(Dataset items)
- - - -

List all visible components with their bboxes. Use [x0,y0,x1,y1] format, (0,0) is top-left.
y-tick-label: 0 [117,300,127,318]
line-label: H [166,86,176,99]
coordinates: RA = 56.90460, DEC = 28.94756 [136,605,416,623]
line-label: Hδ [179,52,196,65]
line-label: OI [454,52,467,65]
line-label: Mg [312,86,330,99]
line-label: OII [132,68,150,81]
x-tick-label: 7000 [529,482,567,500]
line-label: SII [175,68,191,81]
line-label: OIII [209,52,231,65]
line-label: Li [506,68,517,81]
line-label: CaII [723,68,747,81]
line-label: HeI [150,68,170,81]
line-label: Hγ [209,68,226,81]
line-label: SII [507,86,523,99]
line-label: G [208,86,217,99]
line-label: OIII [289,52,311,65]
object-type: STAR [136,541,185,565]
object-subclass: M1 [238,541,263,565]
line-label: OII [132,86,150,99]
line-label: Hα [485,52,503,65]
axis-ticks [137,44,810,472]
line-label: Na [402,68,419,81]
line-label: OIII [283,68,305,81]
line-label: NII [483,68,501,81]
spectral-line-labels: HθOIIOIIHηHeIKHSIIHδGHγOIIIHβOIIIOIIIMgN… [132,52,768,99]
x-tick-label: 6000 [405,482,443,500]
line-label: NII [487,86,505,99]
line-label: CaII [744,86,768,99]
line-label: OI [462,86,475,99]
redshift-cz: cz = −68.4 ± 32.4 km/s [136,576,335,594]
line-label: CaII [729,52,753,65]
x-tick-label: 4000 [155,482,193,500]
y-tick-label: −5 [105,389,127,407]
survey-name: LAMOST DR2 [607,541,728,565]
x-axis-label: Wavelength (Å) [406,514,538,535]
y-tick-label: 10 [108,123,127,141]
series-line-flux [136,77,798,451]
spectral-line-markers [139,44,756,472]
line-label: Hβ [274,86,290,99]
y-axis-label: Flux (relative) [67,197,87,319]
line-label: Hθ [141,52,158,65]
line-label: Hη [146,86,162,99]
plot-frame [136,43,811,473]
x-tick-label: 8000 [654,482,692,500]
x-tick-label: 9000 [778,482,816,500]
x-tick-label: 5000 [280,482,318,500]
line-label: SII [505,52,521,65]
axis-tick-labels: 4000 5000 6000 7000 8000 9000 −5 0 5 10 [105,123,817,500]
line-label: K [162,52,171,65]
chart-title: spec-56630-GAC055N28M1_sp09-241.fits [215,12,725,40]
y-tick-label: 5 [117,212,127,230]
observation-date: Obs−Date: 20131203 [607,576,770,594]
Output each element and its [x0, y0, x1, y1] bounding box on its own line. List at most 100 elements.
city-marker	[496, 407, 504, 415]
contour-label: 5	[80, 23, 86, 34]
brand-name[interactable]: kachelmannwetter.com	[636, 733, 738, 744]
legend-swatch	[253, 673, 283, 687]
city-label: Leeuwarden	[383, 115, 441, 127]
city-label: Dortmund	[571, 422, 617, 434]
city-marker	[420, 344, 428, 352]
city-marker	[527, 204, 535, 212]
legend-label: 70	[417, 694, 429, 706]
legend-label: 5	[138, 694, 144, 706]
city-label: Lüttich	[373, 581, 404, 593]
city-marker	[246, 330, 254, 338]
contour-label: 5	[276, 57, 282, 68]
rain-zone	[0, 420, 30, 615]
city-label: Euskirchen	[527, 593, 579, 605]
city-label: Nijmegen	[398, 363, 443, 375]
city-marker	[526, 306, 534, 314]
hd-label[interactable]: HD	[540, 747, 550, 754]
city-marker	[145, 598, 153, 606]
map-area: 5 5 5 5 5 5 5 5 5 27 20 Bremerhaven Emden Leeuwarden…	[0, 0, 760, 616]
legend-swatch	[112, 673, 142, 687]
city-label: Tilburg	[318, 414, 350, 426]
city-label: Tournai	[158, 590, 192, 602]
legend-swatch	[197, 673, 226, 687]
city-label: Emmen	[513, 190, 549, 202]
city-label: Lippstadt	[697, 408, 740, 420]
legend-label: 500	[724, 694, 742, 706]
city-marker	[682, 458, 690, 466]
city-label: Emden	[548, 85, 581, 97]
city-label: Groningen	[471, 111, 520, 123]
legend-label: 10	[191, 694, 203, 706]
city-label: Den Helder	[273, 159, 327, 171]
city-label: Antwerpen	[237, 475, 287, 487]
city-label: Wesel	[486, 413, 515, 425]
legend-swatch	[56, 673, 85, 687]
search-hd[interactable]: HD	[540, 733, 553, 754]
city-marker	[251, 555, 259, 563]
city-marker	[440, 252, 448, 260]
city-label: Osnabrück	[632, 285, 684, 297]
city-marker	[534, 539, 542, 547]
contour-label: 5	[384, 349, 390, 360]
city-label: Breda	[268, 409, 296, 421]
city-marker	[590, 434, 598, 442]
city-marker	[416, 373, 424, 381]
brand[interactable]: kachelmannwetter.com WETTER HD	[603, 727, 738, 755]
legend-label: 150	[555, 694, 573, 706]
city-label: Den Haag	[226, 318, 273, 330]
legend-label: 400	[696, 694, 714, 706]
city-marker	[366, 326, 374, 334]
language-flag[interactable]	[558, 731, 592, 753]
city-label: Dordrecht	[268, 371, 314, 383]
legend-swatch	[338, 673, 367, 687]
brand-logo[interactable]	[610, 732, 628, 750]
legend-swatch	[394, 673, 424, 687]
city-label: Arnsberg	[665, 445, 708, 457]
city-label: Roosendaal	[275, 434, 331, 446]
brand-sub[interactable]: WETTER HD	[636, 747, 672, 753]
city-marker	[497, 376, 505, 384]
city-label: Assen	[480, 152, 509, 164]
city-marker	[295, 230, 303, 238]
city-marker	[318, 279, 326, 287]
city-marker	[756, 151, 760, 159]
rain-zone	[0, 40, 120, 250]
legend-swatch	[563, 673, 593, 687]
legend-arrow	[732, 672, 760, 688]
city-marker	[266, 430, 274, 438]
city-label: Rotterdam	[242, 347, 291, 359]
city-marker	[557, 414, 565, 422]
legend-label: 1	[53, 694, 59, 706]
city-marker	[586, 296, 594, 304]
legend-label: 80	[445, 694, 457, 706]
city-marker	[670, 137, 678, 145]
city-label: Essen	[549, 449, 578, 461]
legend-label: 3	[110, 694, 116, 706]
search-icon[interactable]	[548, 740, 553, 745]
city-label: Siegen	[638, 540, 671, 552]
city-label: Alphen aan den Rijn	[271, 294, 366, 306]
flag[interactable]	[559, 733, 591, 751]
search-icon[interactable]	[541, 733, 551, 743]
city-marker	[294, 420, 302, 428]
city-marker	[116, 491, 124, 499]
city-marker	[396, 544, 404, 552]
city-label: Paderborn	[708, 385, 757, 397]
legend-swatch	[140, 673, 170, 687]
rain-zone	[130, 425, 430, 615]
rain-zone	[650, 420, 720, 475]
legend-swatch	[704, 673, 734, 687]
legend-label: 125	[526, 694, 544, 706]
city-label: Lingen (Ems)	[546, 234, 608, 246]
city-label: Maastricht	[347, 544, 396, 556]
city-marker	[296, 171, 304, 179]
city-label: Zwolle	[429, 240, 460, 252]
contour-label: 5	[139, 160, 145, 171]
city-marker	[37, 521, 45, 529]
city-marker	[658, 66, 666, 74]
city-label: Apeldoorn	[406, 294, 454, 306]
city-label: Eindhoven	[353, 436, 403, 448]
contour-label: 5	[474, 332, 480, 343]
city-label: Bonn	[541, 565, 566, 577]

- - - -

Can you reproduce the whole listing above with each "city-marker" renamed to "place-marker" and every other line left unchanged?

List all visible components with their bboxes. Use [x0,y0,x1,y1] format, (0,0) is top-left.
y-tick-label: 0 [117,300,127,318]
line-label: H [166,86,176,99]
coordinates: RA = 56.90460, DEC = 28.94756 [136,605,416,623]
line-label: Hδ [179,52,196,65]
line-label: OI [454,52,467,65]
line-label: Mg [312,86,330,99]
line-label: OII [132,68,150,81]
x-tick-label: 7000 [529,482,567,500]
line-label: SII [175,68,191,81]
line-label: OIII [209,52,231,65]
line-label: Li [506,68,517,81]
line-label: CaII [723,68,747,81]
line-label: HeI [150,68,170,81]
line-label: Hγ [209,68,226,81]
line-label: SII [507,86,523,99]
line-label: G [208,86,217,99]
line-label: OIII [289,52,311,65]
object-type: STAR [136,541,185,565]
object-subclass: M1 [238,541,263,565]
line-label: OII [132,86,150,99]
line-label: Hα [485,52,503,65]
axis-ticks [137,44,810,472]
line-label: Na [402,68,419,81]
line-label: OIII [283,68,305,81]
line-label: NII [483,68,501,81]
spectral-line-labels: HθOIIOIIHηHeIKHSIIHδGHγOIIIHβOIIIOIIIMgN… [132,52,768,99]
x-tick-label: 6000 [405,482,443,500]
line-label: NII [487,86,505,99]
line-label: CaII [744,86,768,99]
line-label: OI [462,86,475,99]
redshift-cz: cz = −68.4 ± 32.4 km/s [136,576,335,594]
line-label: CaII [729,52,753,65]
x-tick-label: 4000 [155,482,193,500]
y-tick-label: −5 [105,389,127,407]
survey-name: LAMOST DR2 [607,541,728,565]
x-axis-label: Wavelength (Å) [406,514,538,535]
y-tick-label: 10 [108,123,127,141]
series-line-flux [136,77,798,451]
spectral-line-markers [139,44,756,472]
line-label: Hβ [274,86,290,99]
y-axis-label: Flux (relative) [67,197,87,319]
line-label: Hθ [141,52,158,65]
line-label: Hη [146,86,162,99]
plot-frame [136,43,811,473]
x-tick-label: 8000 [654,482,692,500]
x-tick-label: 9000 [778,482,816,500]
x-tick-label: 5000 [280,482,318,500]
line-label: SII [505,52,521,65]
axis-tick-labels: 4000 5000 6000 7000 8000 9000 −5 0 5 10 [105,123,817,500]
line-label: K [162,52,171,65]
chart-title: spec-56630-GAC055N28M1_sp09-241.fits [215,12,725,40]
y-tick-label: 5 [117,212,127,230]
observation-date: Obs−Date: 20131203 [607,576,770,594]
Output each element and its [x0, y0, x1, y1] bounding box on its own line. List at most 100 elements.
place-marker	[496, 407, 504, 415]
contour-label: 5	[80, 23, 86, 34]
brand-name[interactable]: kachelmannwetter.com	[636, 733, 738, 744]
legend-swatch	[253, 673, 283, 687]
city-label: Leeuwarden	[383, 115, 441, 127]
city-label: Dortmund	[571, 422, 617, 434]
place-marker	[420, 344, 428, 352]
place-marker	[527, 204, 535, 212]
legend-label: 70	[417, 694, 429, 706]
legend-label: 5	[138, 694, 144, 706]
city-label: Lüttich	[373, 581, 404, 593]
place-marker	[246, 330, 254, 338]
contour-label: 5	[276, 57, 282, 68]
rain-zone	[0, 420, 30, 615]
city-label: Euskirchen	[527, 593, 579, 605]
city-label: Nijmegen	[398, 363, 443, 375]
place-marker	[526, 306, 534, 314]
hd-label[interactable]: HD	[540, 747, 550, 754]
place-marker	[145, 598, 153, 606]
map-area: 5 5 5 5 5 5 5 5 5 27 20 Bremerhaven Emden Leeuwarden…	[0, 0, 760, 616]
legend-swatch	[112, 673, 142, 687]
city-label: Tilburg	[318, 414, 350, 426]
city-label: Tournai	[158, 590, 192, 602]
legend-swatch	[197, 673, 226, 687]
city-label: Emmen	[513, 190, 549, 202]
city-label: Lippstadt	[697, 408, 740, 420]
legend-label: 500	[724, 694, 742, 706]
place-marker	[682, 458, 690, 466]
city-label: Emden	[548, 85, 581, 97]
city-label: Groningen	[471, 111, 520, 123]
legend-label: 10	[191, 694, 203, 706]
city-label: Den Helder	[273, 159, 327, 171]
city-label: Antwerpen	[237, 475, 287, 487]
city-label: Wesel	[486, 413, 515, 425]
legend-swatch	[56, 673, 85, 687]
search-hd[interactable]: HD	[540, 733, 553, 754]
place-marker	[251, 555, 259, 563]
place-marker	[440, 252, 448, 260]
city-label: Osnabrück	[632, 285, 684, 297]
place-marker	[534, 539, 542, 547]
contour-label: 5	[384, 349, 390, 360]
city-label: Breda	[268, 409, 296, 421]
place-marker	[590, 434, 598, 442]
place-marker	[416, 373, 424, 381]
brand[interactable]: kachelmannwetter.com WETTER HD	[603, 727, 738, 755]
legend-label: 150	[555, 694, 573, 706]
city-label: Den Haag	[226, 318, 273, 330]
legend-label: 400	[696, 694, 714, 706]
place-marker	[366, 326, 374, 334]
language-flag[interactable]	[558, 731, 592, 753]
city-label: Dordrecht	[268, 371, 314, 383]
legend-swatch	[338, 673, 367, 687]
brand-logo[interactable]	[610, 732, 628, 750]
legend-swatch	[394, 673, 424, 687]
city-label: Arnsberg	[665, 445, 708, 457]
city-label: Roosendaal	[275, 434, 331, 446]
brand-sub[interactable]: WETTER HD	[636, 747, 672, 753]
place-marker	[497, 376, 505, 384]
city-label: Assen	[480, 152, 509, 164]
place-marker	[295, 230, 303, 238]
place-marker	[318, 279, 326, 287]
place-marker	[756, 151, 760, 159]
rain-zone	[0, 40, 120, 250]
legend-swatch	[563, 673, 593, 687]
legend-arrow	[732, 672, 760, 688]
place-marker	[266, 430, 274, 438]
city-label: Rotterdam	[242, 347, 291, 359]
place-marker	[557, 414, 565, 422]
legend-label: 1	[53, 694, 59, 706]
place-marker	[586, 296, 594, 304]
legend-label: 80	[445, 694, 457, 706]
place-marker	[670, 137, 678, 145]
city-label: Essen	[549, 449, 578, 461]
legend-label: 3	[110, 694, 116, 706]
search-icon[interactable]	[548, 740, 553, 745]
city-label: Siegen	[638, 540, 671, 552]
city-label: Alphen aan den Rijn	[271, 294, 366, 306]
flag[interactable]	[559, 733, 591, 751]
search-icon[interactable]	[541, 733, 551, 743]
place-marker	[294, 420, 302, 428]
place-marker	[116, 491, 124, 499]
place-marker	[396, 544, 404, 552]
city-label: Paderborn	[708, 385, 757, 397]
legend-swatch	[140, 673, 170, 687]
rain-zone	[130, 425, 430, 615]
rain-zone	[650, 420, 720, 475]
legend-swatch	[704, 673, 734, 687]
legend-label: 125	[526, 694, 544, 706]
city-label: Lingen (Ems)	[546, 234, 608, 246]
city-label: Maastricht	[347, 544, 396, 556]
place-marker	[296, 171, 304, 179]
city-label: Zwolle	[429, 240, 460, 252]
contour-label: 5	[139, 160, 145, 171]
place-marker	[37, 521, 45, 529]
place-marker	[658, 66, 666, 74]
city-label: Apeldoorn	[406, 294, 454, 306]
city-label: Eindhoven	[353, 436, 403, 448]
contour-label: 5	[474, 332, 480, 343]
city-label: Bonn	[541, 565, 566, 577]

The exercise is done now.